* start Record extracts *

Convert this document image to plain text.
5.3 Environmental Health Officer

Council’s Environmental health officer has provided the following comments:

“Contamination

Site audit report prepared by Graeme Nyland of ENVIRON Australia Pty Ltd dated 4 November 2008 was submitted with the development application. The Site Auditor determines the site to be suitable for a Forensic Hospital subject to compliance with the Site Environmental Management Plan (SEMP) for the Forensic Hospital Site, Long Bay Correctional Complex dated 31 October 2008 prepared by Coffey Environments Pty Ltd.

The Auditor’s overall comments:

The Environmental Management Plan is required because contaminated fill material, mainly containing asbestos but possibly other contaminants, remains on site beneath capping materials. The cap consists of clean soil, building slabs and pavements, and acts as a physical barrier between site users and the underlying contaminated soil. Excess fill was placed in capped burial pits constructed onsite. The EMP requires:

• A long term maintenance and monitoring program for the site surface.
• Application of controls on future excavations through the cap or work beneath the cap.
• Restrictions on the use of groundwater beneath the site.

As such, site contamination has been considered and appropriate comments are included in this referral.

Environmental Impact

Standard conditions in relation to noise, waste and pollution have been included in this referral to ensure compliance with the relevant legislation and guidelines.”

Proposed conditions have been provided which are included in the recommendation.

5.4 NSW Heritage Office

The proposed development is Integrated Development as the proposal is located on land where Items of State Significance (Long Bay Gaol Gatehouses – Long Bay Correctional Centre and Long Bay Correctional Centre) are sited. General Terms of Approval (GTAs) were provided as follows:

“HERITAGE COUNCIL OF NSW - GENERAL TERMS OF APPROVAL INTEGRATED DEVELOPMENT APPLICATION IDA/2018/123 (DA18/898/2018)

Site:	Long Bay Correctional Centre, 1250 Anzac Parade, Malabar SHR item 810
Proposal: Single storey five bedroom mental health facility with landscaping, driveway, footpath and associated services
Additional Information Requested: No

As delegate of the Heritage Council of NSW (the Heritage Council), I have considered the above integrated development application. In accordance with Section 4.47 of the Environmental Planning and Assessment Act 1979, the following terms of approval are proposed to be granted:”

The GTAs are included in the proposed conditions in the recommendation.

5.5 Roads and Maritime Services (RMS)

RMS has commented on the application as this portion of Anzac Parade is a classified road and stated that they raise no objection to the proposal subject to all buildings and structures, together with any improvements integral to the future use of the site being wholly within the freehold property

* end Record extracts *

■ **Do this**: Take the lines above and print them exactly.

■ **Correct response**:
Convert this document image to plain text.
5.3 Environmental Health Officer

Council’s Environmental health officer has provided the following comments:

“Contamination

Site audit report prepared by Graeme Nyland of ENVIRON Australia Pty Ltd dated 4 November 2008 was submitted with the development application. The Site Auditor determines the site to be suitable for a Forensic Hospital subject to compliance with the Site Environmental Management Plan (SEMP) for the Forensic Hospital Site, Long Bay Correctional Complex dated 31 October 2008 prepared by Coffey Environments Pty Ltd.

The Auditor’s overall comments:

The Environmental Management Plan is required because contaminated fill material, mainly containing asbestos but possibly other contaminants, remains on site beneath capping materials. The cap consists of clean soil, building slabs and pavements, and acts as a physical barrier between site users and the underlying contaminated soil. Excess fill was placed in capped burial pits constructed onsite. The EMP requires:

• A long term maintenance and monitoring program for the site surface.
• Application of controls on future excavations through the cap or work beneath the cap.
• Restrictions on the use of groundwater beneath the site.

As such, site contamination has been considered and appropriate comments are included in this referral.

Environmental Impact

Standard conditions in relation to noise, waste and pollution have been included in this referral to ensure compliance with the relevant legislation and guidelines.”

Proposed conditions have been provided which are included in the recommendation.

5.4 NSW Heritage Office

The proposed development is Integrated Development as the proposal is located on land where Items of State Significance (Long Bay Gaol Gatehouses – Long Bay Correctional Centre and Long Bay Correctional Centre) are sited. General Terms of Approval (GTAs) were provided as follows:

“HERITAGE COUNCIL OF NSW - GENERAL TERMS OF APPROVAL INTEGRATED DEVELOPMENT APPLICATION IDA/2018/123 (DA18/898/2018)

Site:	Long Bay Correctional Centre, 1250 Anzac Parade, Malabar SHR item 810
Proposal: Single storey five bedroom mental health facility with landscaping, driveway, footpath and associated services
Additional Information Requested: No

As delegate of the Heritage Council of NSW (the Heritage Council), I have considered the above integrated development application. In accordance with Section 4.47 of the Environmental Planning and Assessment Act 1979, the following terms of approval are proposed to be granted:”

The GTAs are included in the proposed conditions in the recommendation.

5.5 Roads and Maritime Services (RMS)

RMS has commented on the application as this portion of Anzac Parade is a classified road and stated that they raise no objection to the proposal subject to all buildings and structures, together with any improvements integral to the future use of the site being wholly within the freehold property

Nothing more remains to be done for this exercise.